Set task: Print out each entry below exactly, please.

#####

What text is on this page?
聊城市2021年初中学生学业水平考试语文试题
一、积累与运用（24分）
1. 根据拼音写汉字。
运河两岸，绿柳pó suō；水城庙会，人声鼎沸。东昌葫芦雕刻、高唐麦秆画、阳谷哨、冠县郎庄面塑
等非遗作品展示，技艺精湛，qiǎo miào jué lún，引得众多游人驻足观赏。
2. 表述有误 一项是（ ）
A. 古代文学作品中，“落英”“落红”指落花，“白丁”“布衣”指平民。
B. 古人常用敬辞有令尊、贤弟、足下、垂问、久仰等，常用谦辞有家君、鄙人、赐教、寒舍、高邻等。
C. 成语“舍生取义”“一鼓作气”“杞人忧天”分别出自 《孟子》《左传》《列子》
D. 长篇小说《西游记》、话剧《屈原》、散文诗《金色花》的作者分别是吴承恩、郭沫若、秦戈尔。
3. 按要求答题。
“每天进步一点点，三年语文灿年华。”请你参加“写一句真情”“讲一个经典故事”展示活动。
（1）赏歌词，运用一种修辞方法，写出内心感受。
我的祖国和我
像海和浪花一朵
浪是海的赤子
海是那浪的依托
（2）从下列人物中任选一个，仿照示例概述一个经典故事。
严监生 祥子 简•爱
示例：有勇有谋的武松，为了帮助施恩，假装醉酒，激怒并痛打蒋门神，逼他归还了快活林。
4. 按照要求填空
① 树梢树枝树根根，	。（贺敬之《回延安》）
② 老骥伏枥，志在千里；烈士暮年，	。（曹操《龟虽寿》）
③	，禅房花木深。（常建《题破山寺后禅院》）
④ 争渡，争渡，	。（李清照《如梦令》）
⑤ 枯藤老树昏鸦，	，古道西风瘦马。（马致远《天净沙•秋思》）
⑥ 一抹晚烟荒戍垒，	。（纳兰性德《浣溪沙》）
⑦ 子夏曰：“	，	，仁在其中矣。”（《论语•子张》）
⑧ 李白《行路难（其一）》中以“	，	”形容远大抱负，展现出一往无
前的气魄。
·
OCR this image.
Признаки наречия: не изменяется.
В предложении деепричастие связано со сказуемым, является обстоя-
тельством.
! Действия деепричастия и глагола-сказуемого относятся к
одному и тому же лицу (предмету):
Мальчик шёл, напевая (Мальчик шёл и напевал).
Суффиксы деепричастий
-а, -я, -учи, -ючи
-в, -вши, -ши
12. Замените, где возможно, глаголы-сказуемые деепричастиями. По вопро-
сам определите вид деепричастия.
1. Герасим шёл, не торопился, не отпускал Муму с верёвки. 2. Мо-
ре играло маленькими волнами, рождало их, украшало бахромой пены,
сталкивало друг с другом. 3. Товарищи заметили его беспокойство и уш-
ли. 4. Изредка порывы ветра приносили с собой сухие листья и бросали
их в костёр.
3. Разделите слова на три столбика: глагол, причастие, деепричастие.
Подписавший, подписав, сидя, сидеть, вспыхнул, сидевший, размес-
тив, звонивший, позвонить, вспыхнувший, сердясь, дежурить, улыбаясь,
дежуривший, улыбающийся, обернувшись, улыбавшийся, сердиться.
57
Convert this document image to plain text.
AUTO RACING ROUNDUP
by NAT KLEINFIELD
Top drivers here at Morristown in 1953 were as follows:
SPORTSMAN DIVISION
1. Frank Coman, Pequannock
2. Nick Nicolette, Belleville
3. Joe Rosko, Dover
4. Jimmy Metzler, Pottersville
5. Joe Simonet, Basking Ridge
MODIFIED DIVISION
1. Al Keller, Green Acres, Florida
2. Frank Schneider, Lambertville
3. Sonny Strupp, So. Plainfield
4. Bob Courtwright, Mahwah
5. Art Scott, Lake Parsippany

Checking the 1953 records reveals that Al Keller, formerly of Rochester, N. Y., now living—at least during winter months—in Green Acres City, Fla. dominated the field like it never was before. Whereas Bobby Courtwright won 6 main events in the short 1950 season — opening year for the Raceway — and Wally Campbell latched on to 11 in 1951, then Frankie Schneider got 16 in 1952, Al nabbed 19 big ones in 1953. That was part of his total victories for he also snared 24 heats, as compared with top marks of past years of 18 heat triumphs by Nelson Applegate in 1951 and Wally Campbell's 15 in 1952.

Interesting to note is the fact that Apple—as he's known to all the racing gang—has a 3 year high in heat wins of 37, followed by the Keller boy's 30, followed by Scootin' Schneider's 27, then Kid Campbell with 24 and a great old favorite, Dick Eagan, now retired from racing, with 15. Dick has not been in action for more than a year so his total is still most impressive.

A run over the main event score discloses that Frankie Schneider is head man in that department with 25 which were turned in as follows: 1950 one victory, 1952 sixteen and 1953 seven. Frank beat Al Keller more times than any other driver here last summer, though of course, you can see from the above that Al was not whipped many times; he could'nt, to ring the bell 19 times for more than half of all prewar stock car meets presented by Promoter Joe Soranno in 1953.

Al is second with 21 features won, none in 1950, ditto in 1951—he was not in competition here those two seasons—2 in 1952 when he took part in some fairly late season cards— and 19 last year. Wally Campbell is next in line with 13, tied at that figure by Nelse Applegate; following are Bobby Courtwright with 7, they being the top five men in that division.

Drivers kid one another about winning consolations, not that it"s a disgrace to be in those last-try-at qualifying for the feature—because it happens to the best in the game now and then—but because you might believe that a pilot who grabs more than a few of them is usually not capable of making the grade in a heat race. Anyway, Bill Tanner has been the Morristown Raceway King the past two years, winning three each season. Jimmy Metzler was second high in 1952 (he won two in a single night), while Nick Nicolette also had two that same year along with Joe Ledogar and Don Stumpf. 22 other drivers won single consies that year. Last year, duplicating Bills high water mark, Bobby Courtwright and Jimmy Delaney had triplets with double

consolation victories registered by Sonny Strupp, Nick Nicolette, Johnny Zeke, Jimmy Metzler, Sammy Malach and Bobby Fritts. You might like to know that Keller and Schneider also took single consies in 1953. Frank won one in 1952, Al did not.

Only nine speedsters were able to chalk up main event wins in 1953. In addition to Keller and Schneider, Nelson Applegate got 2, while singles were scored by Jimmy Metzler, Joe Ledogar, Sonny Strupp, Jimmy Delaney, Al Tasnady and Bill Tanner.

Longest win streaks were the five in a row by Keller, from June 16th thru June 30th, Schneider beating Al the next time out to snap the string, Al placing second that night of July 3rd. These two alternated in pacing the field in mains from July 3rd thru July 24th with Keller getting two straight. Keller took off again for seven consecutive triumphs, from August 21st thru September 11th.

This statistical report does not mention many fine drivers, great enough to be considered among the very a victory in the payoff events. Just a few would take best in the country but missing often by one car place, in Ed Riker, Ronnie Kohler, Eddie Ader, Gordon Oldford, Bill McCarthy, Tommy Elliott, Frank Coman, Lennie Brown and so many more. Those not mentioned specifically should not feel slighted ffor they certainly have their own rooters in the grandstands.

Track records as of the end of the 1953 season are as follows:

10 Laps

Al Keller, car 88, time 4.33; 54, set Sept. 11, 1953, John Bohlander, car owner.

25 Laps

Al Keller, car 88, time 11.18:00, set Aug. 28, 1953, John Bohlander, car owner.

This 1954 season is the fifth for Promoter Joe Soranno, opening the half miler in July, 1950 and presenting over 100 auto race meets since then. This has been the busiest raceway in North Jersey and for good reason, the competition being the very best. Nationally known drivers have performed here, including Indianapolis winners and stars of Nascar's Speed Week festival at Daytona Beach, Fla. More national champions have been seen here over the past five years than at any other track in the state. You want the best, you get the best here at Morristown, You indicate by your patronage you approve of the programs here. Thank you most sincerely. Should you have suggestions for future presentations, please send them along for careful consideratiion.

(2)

#####

Finished task:
What text is on this page?
聊城市2021年初中学生学业水平考试语文试题
一、积累与运用（24分）
1. 根据拼音写汉字。
运河两岸，绿柳pó suō；水城庙会，人声鼎沸。东昌葫芦雕刻、高唐麦秆画、阳谷哨、冠县郎庄面塑
等非遗作品展示，技艺精湛，qiǎo miào jué lún，引得众多游人驻足观赏。
2. 表述有误 一项是（ ）
A. 古代文学作品中，“落英”“落红”指落花，“白丁”“布衣”指平民。
B. 古人常用敬辞有令尊、贤弟、足下、垂问、久仰等，常用谦辞有家君、鄙人、赐教、寒舍、高邻等。
C. 成语“舍生取义”“一鼓作气”“杞人忧天”分别出自 《孟子》《左传》《列子》
D. 长篇小说《西游记》、话剧《屈原》、散文诗《金色花》的作者分别是吴承恩、郭沫若、秦戈尔。
3. 按要求答题。
“每天进步一点点，三年语文灿年华。”请你参加“写一句真情”“讲一个经典故事”展示活动。
（1）赏歌词，运用一种修辞方法，写出内心感受。
我的祖国和我
像海和浪花一朵
浪是海的赤子
海是那浪的依托
（2）从下列人物中任选一个，仿照示例概述一个经典故事。
严监生 祥子 简•爱
示例：有勇有谋的武松，为了帮助施恩，假装醉酒，激怒并痛打蒋门神，逼他归还了快活林。
4. 按照要求填空
① 树梢树枝树根根，	。（贺敬之《回延安》）
② 老骥伏枥，志在千里；烈士暮年，	。（曹操《龟虽寿》）
③	，禅房花木深。（常建《题破山寺后禅院》）
④ 争渡，争渡，	。（李清照《如梦令》）
⑤ 枯藤老树昏鸦，	，古道西风瘦马。（马致远《天净沙•秋思》）
⑥ 一抹晚烟荒戍垒，	。（纳兰性德《浣溪沙》）
⑦ 子夏曰：“	，	，仁在其中矣。”（《论语•子张》）
⑧ 李白《行路难（其一）》中以“	，	”形容远大抱负，展现出一往无
前的气魄。
·
OCR this image.
Признаки наречия: не изменяется.
В предложении деепричастие связано со сказуемым, является обстоя-
тельством.
! Действия деепричастия и глагола-сказуемого относятся к
одному и тому же лицу (предмету):
Мальчик шёл, напевая (Мальчик шёл и напевал).
Суффиксы деепричастий
-а, -я, -учи, -ючи
-в, -вши, -ши
12. Замените, где возможно, глаголы-сказуемые деепричастиями. По вопро-
сам определите вид деепричастия.
1. Герасим шёл, не торопился, не отпускал Муму с верёвки. 2. Мо-
ре играло маленькими волнами, рождало их, украшало бахромой пены,
сталкивало друг с другом. 3. Товарищи заметили его беспокойство и уш-
ли. 4. Изредка порывы ветра приносили с собой сухие листья и бросали
их в костёр.
3. Разделите слова на три столбика: глагол, причастие, деепричастие.
Подписавший, подписав, сидя, сидеть, вспыхнул, сидевший, размес-
тив, звонивший, позвонить, вспыхнувший, сердясь, дежурить, улыбаясь,
дежуривший, улыбающийся, обернувшись, улыбавшийся, сердиться.
57
Convert this document image to plain text.
AUTO RACING ROUNDUP
by NAT KLEINFIELD
Top drivers here at Morristown in 1953 were as follows:
SPORTSMAN DIVISION
1. Frank Coman, Pequannock
2. Nick Nicolette, Belleville
3. Joe Rosko, Dover
4. Jimmy Metzler, Pottersville
5. Joe Simonet, Basking Ridge
MODIFIED DIVISION
1. Al Keller, Green Acres, Florida
2. Frank Schneider, Lambertville
3. Sonny Strupp, So. Plainfield
4. Bob Courtwright, Mahwah
5. Art Scott, Lake Parsippany

Checking the 1953 records reveals that Al Keller, formerly of Rochester, N. Y., now living—at least during winter months—in Green Acres City, Fla. dominated the field like it never was before. Whereas Bobby Courtwright won 6 main events in the short 1950 season — opening year for the Raceway — and Wally Campbell latched on to 11 in 1951, then Frankie Schneider got 16 in 1952, Al nabbed 19 big ones in 1953. That was part of his total victories for he also snared 24 heats, as compared with top marks of past years of 18 heat triumphs by Nelson Applegate in 1951 and Wally Campbell's 15 in 1952.

Interesting to note is the fact that Apple—as he's known to all the racing gang—has a 3 year high in heat wins of 37, followed by the Keller boy's 30, followed by Scootin' Schneider's 27, then Kid Campbell with 24 and a great old favorite, Dick Eagan, now retired from racing, with 15. Dick has not been in action for more than a year so his total is still most impressive.

A run over the main event score discloses that Frankie Schneider is head man in that department with 25 which were turned in as follows: 1950 one victory, 1952 sixteen and 1953 seven. Frank beat Al Keller more times than any other driver here last summer, though of course, you can see from the above that Al was not whipped many times; he could'nt, to ring the bell 19 times for more than half of all prewar stock car meets presented by Promoter Joe Soranno in 1953.

Al is second with 21 features won, none in 1950, ditto in 1951—he was not in competition here those two seasons—2 in 1952 when he took part in some fairly late season cards— and 19 last year. Wally Campbell is next in line with 13, tied at that figure by Nelse Applegate; following are Bobby Courtwright with 7, they being the top five men in that division.

Drivers kid one another about winning consolations, not that it"s a disgrace to be in those last-try-at qualifying for the feature—because it happens to the best in the game now and then—but because you might believe that a pilot who grabs more than a few of them is usually not capable of making the grade in a heat race. Anyway, Bill Tanner has been the Morristown Raceway King the past two years, winning three each season. Jimmy Metzler was second high in 1952 (he won two in a single night), while Nick Nicolette also had two that same year along with Joe Ledogar and Don Stumpf. 22 other drivers won single consies that year. Last year, duplicating Bills high water mark, Bobby Courtwright and Jimmy Delaney had triplets with double

consolation victories registered by Sonny Strupp, Nick Nicolette, Johnny Zeke, Jimmy Metzler, Sammy Malach and Bobby Fritts. You might like to know that Keller and Schneider also took single consies in 1953. Frank won one in 1952, Al did not.

Only nine speedsters were able to chalk up main event wins in 1953. In addition to Keller and Schneider, Nelson Applegate got 2, while singles were scored by Jimmy Metzler, Joe Ledogar, Sonny Strupp, Jimmy Delaney, Al Tasnady and Bill Tanner.

Longest win streaks were the five in a row by Keller, from June 16th thru June 30th, Schneider beating Al the next time out to snap the string, Al placing second that night of July 3rd. These two alternated in pacing the field in mains from July 3rd thru July 24th with Keller getting two straight. Keller took off again for seven consecutive triumphs, from August 21st thru September 11th.

This statistical report does not mention many fine drivers, great enough to be considered among the very a victory in the payoff events. Just a few would take best in the country but missing often by one car place, in Ed Riker, Ronnie Kohler, Eddie Ader, Gordon Oldford, Bill McCarthy, Tommy Elliott, Frank Coman, Lennie Brown and so many more. Those not mentioned specifically should not feel slighted ffor they certainly have their own rooters in the grandstands.

Track records as of the end of the 1953 season are as follows:

10 Laps

Al Keller, car 88, time 4.33; 54, set Sept. 11, 1953, John Bohlander, car owner.

25 Laps

Al Keller, car 88, time 11.18:00, set Aug. 28, 1953, John Bohlander, car owner.

This 1954 season is the fifth for Promoter Joe Soranno, opening the half miler in July, 1950 and presenting over 100 auto race meets since then. This has been the busiest raceway in North Jersey and for good reason, the competition being the very best. Nationally known drivers have performed here, including Indianapolis winners and stars of Nascar's Speed Week festival at Daytona Beach, Fla. More national champions have been seen here over the past five years than at any other track in the state. You want the best, you get the best here at Morristown, You indicate by your patronage you approve of the programs here. Thank you most sincerely. Should you have suggestions for future presentations, please send them along for careful consideratiion.

(2)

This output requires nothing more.